Task requirements:
1) Answer these questions using the essay about the play Anomaly:
(a) Who is the antagonist of Anomaly, and what is his profession?
(b) What words appeared on the posters released by Sabo?
(c) How many people were on Weinstein's "attack list"?
2) Duplicate everything in the essay about the play Anomaly from "This is where" down to "to be complicit.".
3) Go on with the essay about the play Anomaly from the point where it stops.

Document section:
It’s very hard not to immediately bite back ‘BECAUSE I JUST DID OKAY? ENJOY THE SHOW.’ But it’s a valid question.

Anomaly tells the story of three women who are dealing with the direct consequences of their father’s actions. Would the play work with three sons? Yes. Would the play work with three sons dealing with the direct consequences of their mother’s actions? Maybe. But that’s not the play I’ve written. I’ve written about women.

Media sensationalism is a huge part of Anomaly, and it’s not the stories of sons being splashed across the media every other day.

My antagonist, who we never meet in the play, is the charismatic and powerful film producer Phillip Preston. We see his three daughters through a fisheye lens throughout the piece, dealing with the people in their lives who are demanding answers after their family starts to implode. In this man, I have created a figure of power and influence who we never see face up to his actions.

Soon after Harvey Weinstein was arrested for rape, sexual abuse and sexual misconduct, a right-wing artist only known as “Sabo” released his latest artwork. The piece was a photo of Meryl Streep, sat smiling next to Weinstein with a red bar plastered across her eyes. ‘She knew.’, it read. The posters, based on artwork by Barbra Kruger, were placed very meticulously around Hollywood. One was placed opposite the studio lot of 20th Century Fox, where her latest movie The Post was in production. One was near her family home.

Sabo, who has been called an “alt-right” version of Banksy, suggested Streep was aware of Weinstein alleged sexual abuse towards women over the years. ‘I wasn’t sitting in a room with her,’ he said. ‘I can’t say 100%. But I’d say anyone in the (film) industry had a pretty good idea. I think she knew.’

This is where Anomaly started. Much like the women in my play, Streep, even having been associated with the accused, is automatically assumed to be complicit.

It’s an argument that many of my friends have discussed with me. ‘Oh come on, of course they all knew. How could you not say anything? His wife, his employees, they all must have known!’ Well, yes, they probably did.

An anonymous former employee of Weinstein’s said in an article for the Guardian, ‘If you raised [Weinstein’s harassment], you were laughed off as naive. There was this underlying feeling that maybe you just weren’t good enough to impress him.’ Another former employee, Mark Lipsky, remembered someone senior running into the office, ‘red and sweating’. ‘”Someone call the police, Harvey just attacked me,”’ Lipsky told the Guardian, recounting, ‘He said Harvey attacked him on the street in front of the office. That was probably his last day. I don’t think anyone called the police.’ The Black Cube admitted to gathering information on the ‘attack list’ – 91 people Weinstein thought would talk to the media about his behaviour.

Extracted material:

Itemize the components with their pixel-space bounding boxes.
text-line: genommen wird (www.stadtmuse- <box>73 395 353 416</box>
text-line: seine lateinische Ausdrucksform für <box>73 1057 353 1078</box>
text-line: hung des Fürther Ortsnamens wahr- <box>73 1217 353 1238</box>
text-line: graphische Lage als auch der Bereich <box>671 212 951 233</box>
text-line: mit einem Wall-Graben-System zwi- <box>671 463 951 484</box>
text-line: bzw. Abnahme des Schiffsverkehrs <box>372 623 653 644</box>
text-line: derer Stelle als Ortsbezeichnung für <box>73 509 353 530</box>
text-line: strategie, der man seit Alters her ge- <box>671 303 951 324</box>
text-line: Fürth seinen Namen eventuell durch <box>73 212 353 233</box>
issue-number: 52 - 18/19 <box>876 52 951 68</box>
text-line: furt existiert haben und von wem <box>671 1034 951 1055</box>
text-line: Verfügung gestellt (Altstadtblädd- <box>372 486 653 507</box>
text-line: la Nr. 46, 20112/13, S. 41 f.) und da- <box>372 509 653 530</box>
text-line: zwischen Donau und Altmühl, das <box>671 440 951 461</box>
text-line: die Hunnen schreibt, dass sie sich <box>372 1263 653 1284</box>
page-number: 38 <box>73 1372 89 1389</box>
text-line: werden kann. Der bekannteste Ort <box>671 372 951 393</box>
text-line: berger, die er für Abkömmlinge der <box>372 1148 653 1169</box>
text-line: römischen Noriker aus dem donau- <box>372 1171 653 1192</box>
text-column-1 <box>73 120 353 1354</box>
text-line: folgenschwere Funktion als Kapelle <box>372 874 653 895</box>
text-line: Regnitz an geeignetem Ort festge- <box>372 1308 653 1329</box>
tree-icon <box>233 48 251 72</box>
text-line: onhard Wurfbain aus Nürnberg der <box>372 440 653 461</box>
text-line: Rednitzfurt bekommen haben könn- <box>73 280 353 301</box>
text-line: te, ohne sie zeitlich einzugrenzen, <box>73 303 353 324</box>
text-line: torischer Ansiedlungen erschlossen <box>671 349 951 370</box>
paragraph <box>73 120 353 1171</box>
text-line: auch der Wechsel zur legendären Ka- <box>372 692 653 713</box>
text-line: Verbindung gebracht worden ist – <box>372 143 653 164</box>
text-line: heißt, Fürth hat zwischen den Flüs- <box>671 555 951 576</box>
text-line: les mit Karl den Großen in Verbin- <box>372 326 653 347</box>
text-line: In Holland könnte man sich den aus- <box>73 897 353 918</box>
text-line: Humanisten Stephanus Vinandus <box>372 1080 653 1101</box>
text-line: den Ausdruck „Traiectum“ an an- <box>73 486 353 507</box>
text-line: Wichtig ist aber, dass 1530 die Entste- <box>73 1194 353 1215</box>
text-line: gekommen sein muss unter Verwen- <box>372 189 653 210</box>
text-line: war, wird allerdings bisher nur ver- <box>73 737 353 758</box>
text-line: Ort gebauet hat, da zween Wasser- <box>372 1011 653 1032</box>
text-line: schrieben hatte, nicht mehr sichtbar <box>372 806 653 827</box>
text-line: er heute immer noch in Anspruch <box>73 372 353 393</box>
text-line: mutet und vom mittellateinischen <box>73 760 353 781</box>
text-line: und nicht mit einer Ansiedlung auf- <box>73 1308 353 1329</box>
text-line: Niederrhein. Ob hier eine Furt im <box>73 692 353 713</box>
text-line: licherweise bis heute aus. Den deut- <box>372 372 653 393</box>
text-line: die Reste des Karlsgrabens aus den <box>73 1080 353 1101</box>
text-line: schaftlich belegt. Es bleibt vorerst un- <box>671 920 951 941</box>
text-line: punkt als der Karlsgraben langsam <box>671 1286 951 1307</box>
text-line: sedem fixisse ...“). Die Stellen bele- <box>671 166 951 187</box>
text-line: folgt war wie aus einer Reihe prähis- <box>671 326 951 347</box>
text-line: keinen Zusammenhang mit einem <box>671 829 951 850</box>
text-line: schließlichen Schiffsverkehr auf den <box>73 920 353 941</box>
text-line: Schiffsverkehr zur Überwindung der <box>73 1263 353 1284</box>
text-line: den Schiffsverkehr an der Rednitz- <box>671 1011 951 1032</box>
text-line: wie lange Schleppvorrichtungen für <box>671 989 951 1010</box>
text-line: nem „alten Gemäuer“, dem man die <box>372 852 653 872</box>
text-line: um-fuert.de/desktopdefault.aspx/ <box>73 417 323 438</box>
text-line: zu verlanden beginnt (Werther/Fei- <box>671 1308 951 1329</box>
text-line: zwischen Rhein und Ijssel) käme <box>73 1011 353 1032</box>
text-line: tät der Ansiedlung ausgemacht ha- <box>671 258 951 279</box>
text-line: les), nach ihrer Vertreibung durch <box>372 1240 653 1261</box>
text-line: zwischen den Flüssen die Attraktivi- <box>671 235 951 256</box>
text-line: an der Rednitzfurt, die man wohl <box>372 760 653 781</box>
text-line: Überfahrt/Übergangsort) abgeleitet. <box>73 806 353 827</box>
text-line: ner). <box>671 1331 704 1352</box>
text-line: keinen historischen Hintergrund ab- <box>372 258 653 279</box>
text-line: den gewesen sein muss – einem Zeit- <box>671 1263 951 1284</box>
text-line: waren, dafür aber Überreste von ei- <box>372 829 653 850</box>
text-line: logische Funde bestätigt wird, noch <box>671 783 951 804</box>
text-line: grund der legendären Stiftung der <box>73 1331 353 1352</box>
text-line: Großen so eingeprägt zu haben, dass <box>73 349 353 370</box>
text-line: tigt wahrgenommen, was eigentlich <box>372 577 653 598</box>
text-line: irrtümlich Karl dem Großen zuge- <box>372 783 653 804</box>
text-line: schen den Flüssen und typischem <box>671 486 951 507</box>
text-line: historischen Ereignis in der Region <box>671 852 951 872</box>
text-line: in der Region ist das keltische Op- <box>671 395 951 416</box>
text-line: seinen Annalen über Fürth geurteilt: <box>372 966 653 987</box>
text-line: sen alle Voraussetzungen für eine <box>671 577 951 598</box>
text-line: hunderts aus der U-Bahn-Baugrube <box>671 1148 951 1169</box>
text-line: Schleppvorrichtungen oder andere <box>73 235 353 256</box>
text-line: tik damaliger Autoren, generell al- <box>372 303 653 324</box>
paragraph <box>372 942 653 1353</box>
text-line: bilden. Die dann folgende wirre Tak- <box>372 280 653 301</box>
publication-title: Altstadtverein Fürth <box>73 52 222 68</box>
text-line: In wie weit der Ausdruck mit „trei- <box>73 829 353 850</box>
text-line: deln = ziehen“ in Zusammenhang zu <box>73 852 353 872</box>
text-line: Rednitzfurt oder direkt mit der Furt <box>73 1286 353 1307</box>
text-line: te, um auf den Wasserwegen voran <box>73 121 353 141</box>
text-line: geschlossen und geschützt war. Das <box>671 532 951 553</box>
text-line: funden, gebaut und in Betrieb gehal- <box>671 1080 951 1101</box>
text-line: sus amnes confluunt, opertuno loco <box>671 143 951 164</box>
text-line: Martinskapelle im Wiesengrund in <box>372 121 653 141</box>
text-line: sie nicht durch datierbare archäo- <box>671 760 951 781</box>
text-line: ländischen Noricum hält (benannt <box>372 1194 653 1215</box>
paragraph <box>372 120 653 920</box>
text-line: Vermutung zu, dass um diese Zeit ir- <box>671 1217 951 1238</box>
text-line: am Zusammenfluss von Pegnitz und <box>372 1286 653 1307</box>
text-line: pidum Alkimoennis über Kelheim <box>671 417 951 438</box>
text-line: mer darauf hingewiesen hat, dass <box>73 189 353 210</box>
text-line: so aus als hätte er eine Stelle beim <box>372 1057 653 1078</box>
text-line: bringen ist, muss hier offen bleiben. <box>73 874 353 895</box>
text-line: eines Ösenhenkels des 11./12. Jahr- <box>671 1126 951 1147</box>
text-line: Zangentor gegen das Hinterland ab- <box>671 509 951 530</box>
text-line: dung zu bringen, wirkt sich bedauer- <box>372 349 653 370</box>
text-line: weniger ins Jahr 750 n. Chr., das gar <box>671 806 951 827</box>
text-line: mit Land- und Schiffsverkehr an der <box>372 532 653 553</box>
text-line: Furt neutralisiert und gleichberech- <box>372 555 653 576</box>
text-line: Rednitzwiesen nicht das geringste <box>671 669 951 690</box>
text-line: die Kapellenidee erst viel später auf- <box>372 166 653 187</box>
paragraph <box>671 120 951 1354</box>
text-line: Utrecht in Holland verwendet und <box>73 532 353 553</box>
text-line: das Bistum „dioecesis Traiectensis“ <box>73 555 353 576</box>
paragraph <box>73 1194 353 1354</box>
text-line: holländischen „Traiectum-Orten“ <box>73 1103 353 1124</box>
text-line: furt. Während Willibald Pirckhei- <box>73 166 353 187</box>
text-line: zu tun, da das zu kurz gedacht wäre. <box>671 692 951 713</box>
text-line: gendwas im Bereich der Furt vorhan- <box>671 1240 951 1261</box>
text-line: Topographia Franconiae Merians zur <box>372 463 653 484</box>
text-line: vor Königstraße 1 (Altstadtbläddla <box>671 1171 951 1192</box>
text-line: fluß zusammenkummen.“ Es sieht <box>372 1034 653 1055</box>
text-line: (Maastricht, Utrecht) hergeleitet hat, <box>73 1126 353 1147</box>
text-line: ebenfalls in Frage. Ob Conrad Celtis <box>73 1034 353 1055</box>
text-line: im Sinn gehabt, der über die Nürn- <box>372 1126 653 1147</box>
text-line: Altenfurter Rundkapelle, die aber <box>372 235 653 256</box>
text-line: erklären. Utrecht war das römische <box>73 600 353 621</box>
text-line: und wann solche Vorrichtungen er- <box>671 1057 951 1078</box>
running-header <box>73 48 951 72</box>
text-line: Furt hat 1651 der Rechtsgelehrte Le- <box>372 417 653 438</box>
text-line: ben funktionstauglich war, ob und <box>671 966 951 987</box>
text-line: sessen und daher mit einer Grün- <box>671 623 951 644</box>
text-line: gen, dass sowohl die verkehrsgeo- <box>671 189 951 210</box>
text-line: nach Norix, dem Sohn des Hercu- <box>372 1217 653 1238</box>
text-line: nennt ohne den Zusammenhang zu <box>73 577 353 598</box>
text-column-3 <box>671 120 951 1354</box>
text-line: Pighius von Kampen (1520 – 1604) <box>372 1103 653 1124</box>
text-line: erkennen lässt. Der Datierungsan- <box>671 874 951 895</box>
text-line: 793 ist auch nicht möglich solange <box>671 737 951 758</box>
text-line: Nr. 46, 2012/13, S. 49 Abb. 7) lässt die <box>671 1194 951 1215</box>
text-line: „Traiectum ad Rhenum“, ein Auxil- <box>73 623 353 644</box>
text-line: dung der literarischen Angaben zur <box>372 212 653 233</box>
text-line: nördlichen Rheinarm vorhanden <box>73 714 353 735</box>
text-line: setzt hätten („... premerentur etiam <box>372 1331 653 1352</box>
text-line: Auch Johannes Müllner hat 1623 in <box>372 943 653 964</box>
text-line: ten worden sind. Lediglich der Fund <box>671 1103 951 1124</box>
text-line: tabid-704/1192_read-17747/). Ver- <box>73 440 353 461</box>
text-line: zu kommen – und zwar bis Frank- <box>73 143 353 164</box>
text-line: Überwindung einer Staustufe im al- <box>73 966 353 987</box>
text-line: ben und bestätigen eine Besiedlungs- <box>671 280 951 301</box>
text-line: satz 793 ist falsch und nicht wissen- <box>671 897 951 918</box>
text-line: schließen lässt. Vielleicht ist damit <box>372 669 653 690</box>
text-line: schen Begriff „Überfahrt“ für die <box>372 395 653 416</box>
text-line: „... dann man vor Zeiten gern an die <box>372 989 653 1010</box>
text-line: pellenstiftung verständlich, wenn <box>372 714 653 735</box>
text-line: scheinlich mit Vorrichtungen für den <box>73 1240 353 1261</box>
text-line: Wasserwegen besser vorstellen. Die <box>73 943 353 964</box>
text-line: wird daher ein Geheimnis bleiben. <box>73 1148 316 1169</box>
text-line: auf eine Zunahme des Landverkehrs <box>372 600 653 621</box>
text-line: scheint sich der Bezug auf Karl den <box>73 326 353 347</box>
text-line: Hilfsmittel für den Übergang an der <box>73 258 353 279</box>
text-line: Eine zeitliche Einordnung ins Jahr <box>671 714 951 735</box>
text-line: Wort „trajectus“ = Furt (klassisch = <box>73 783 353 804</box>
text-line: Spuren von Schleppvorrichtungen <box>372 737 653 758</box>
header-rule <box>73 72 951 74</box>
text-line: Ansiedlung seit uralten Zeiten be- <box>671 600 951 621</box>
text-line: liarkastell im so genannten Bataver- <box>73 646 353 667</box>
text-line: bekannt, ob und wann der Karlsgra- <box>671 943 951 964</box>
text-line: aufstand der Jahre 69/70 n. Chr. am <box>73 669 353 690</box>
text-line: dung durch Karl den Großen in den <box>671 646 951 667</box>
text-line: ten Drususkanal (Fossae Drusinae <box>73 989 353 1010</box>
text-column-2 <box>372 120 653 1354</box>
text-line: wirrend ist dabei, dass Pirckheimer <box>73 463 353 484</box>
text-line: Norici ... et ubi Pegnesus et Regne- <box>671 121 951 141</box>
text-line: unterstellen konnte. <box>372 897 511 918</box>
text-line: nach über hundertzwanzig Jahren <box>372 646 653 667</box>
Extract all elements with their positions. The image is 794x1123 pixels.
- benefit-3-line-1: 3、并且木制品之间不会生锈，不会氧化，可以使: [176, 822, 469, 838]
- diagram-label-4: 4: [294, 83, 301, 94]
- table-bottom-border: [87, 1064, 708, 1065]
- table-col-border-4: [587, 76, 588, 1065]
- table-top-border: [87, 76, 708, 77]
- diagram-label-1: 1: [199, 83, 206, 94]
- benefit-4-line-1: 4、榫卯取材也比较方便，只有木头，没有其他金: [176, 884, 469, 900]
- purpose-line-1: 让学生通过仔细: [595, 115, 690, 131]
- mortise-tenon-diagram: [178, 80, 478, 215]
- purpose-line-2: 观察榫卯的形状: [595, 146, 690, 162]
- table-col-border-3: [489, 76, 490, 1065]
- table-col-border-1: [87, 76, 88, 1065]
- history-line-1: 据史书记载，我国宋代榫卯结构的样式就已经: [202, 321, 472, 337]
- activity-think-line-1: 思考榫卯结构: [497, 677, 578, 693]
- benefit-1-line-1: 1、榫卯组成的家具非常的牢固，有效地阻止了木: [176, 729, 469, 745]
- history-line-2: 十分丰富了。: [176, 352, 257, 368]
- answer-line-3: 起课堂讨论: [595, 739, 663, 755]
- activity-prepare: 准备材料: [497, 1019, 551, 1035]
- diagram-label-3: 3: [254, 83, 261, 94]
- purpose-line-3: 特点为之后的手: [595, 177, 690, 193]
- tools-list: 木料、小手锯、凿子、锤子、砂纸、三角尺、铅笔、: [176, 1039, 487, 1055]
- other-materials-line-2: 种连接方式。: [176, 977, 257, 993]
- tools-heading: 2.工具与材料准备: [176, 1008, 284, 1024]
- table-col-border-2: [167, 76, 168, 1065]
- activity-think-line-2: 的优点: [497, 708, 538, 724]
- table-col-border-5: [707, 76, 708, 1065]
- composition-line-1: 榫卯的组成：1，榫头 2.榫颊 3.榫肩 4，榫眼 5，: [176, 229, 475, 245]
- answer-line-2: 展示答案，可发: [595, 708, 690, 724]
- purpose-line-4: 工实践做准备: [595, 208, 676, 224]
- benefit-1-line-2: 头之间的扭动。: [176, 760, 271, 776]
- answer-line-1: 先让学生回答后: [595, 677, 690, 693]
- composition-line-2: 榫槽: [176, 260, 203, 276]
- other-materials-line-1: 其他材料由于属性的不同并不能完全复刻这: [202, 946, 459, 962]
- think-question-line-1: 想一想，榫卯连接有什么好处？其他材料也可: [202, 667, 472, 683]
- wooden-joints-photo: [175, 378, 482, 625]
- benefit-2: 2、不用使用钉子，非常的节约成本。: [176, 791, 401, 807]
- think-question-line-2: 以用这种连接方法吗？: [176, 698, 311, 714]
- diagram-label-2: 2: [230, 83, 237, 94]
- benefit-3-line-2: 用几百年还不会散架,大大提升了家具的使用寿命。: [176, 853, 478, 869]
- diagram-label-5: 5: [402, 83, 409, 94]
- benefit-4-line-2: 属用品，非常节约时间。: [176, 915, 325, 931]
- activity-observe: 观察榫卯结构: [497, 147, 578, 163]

Results of the tasks:
1)
(a) Phillip Preston, a charismatic and powerful film producer.
(b) "She knew."
(c) 91 people.

2)
This is where Anomaly started. Much like the women in my play, Streep, even having been associated with the accused, is automatically assumed to be complicit.

3)
Putting myself in the shoes of these people, there’s no way I would have easily come out and given information. Their careers were at stake, as was their safety and those of their families.

With such a timely subject, I am aware that I have a responsibility with this piece. It is not a story that is retrospective, it is happening now. It feels visceral, political and raw.

It was recently pointed out to me that everything I thought was political about Anomaly was perhaps more social. If I look up examples of social matters, I find abortion, gay rights, religious freedom, which abuse of power seems to fall under. But as politicians have begun to use social issues as leverage, the lines have begun to blur. If you remove anything social from the political umbrella, politics becomes a paperwork activity about taxation. Politics is bigger than that, and we rely on our politicians to bring about social change and correct social abuses and injustices. So, yes, Anomaly is political.

I wrote this play to provide a different angle to a story than people expect to hear. My characters aren’t hysterical or hopeless, but they’re providing another female narrative concerning a huge issue of our times. In Anomaly we see three women navigating through a minefield of difficult situations for the sake of their family, their reputations and each other. Sometimes, it feels as though daring to tell a woman’s story is a political act in itself.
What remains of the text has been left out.